**WHAT YOU WILL DO**
Repeat the material verbatim and drop the pictures.

**MATERIAL PROVIDED**
_ _ _
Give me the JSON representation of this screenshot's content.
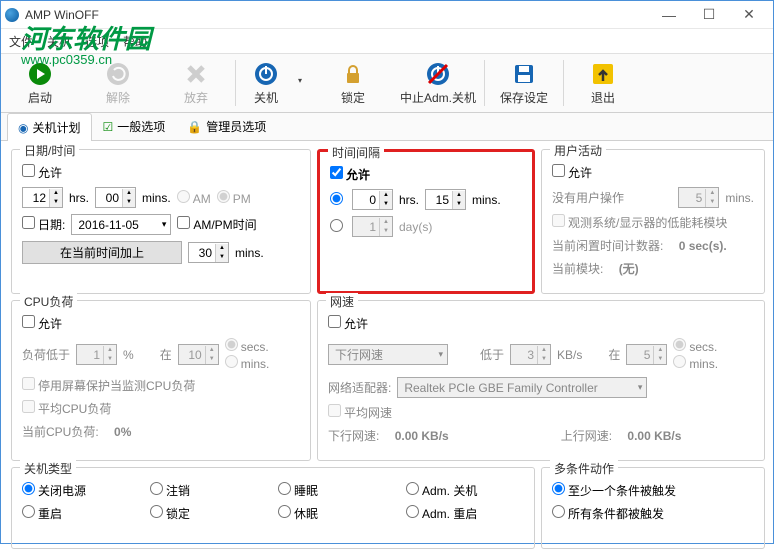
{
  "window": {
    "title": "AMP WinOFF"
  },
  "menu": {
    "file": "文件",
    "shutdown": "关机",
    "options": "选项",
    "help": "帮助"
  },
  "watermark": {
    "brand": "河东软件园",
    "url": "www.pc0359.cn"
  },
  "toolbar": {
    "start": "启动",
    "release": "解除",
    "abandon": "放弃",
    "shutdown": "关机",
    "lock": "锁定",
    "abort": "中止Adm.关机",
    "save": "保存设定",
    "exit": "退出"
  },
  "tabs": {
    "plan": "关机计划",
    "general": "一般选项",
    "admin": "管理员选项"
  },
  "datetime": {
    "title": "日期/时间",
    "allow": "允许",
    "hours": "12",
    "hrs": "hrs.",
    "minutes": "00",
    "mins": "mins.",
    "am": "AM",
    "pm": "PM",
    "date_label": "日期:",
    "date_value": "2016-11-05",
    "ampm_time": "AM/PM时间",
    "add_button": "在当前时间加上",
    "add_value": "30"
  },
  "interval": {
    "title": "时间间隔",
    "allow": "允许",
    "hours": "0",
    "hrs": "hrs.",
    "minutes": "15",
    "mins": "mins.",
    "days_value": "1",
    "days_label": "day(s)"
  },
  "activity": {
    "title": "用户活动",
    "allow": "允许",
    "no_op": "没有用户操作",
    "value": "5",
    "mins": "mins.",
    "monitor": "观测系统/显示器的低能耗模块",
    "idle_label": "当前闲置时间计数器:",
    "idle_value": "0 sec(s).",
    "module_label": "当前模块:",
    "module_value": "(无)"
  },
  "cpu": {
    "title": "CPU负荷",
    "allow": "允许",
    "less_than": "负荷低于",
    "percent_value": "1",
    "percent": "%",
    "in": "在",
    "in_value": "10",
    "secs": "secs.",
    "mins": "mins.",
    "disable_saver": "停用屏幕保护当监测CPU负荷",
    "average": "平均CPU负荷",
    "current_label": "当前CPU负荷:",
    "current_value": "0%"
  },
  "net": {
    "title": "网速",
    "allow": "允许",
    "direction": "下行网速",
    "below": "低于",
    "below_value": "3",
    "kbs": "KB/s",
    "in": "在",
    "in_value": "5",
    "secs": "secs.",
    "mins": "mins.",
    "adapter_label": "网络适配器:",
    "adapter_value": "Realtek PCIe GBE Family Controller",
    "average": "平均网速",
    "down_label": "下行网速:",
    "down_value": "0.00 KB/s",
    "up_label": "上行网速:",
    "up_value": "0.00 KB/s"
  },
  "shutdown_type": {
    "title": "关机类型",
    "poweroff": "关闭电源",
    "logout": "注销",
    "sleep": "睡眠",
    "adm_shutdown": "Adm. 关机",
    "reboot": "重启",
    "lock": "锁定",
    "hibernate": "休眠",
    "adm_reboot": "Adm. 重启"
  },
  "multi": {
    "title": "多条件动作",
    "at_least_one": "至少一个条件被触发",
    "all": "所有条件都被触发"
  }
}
_ _ _
**OUTPUT OF THE EXERCISE**
Give me the JSON representation of this screenshot's content.
{
  "window": {
    "title": "AMP WinOFF"
  },
  "menu": {
    "file": "文件",
    "shutdown": "关机",
    "options": "选项",
    "help": "帮助"
  },
  "watermark": {
    "brand": "河东软件园",
    "url": "www.pc0359.cn"
  },
  "toolbar": {
    "start": "启动",
    "release": "解除",
    "abandon": "放弃",
    "shutdown": "关机",
    "lock": "锁定",
    "abort": "中止Adm.关机",
    "save": "保存设定",
    "exit": "退出"
  },
  "tabs": {
    "plan": "关机计划",
    "general": "一般选项",
    "admin": "管理员选项"
  },
  "datetime": {
    "title": "日期/时间",
    "allow": "允许",
    "hours": "12",
    "hrs": "hrs.",
    "minutes": "00",
    "mins": "mins.",
    "am": "AM",
    "pm": "PM",
    "date_label": "日期:",
    "date_value": "2016-11-05",
    "ampm_time": "AM/PM时间",
    "add_button": "在当前时间加上",
    "add_value": "30"
  },
  "interval": {
    "title": "时间间隔",
    "allow": "允许",
    "hours": "0",
    "hrs": "hrs.",
    "minutes": "15",
    "mins": "mins.",
    "days_value": "1",
    "days_label": "day(s)"
  },
  "activity": {
    "title": "用户活动",
    "allow": "允许",
    "no_op": "没有用户操作",
    "value": "5",
    "mins": "mins.",
    "monitor": "观测系统/显示器的低能耗模块",
    "idle_label": "当前闲置时间计数器:",
    "idle_value": "0 sec(s).",
    "module_label": "当前模块:",
    "module_value": "(无)"
  },
  "cpu": {
    "title": "CPU负荷",
    "allow": "允许",
    "less_than": "负荷低于",
    "percent_value": "1",
    "percent": "%",
    "in": "在",
    "in_value": "10",
    "secs": "secs.",
    "mins": "mins.",
    "disable_saver": "停用屏幕保护当监测CPU负荷",
    "average": "平均CPU负荷",
    "current_label": "当前CPU负荷:",
    "current_value": "0%"
  },
  "net": {
    "title": "网速",
    "allow": "允许",
    "direction": "下行网速",
    "below": "低于",
    "below_value": "3",
    "kbs": "KB/s",
    "in": "在",
    "in_value": "5",
    "secs": "secs.",
    "mins": "mins.",
    "adapter_label": "网络适配器:",
    "adapter_value": "Realtek PCIe GBE Family Controller",
    "average": "平均网速",
    "down_label": "下行网速:",
    "down_value": "0.00 KB/s",
    "up_label": "上行网速:",
    "up_value": "0.00 KB/s"
  },
  "shutdown_type": {
    "title": "关机类型",
    "poweroff": "关闭电源",
    "logout": "注销",
    "sleep": "睡眠",
    "adm_shutdown": "Adm. 关机",
    "reboot": "重启",
    "lock": "锁定",
    "hibernate": "休眠",
    "adm_reboot": "Adm. 重启"
  },
  "multi": {
    "title": "多条件动作",
    "at_least_one": "至少一个条件被触发",
    "all": "所有条件都被触发"
  }
}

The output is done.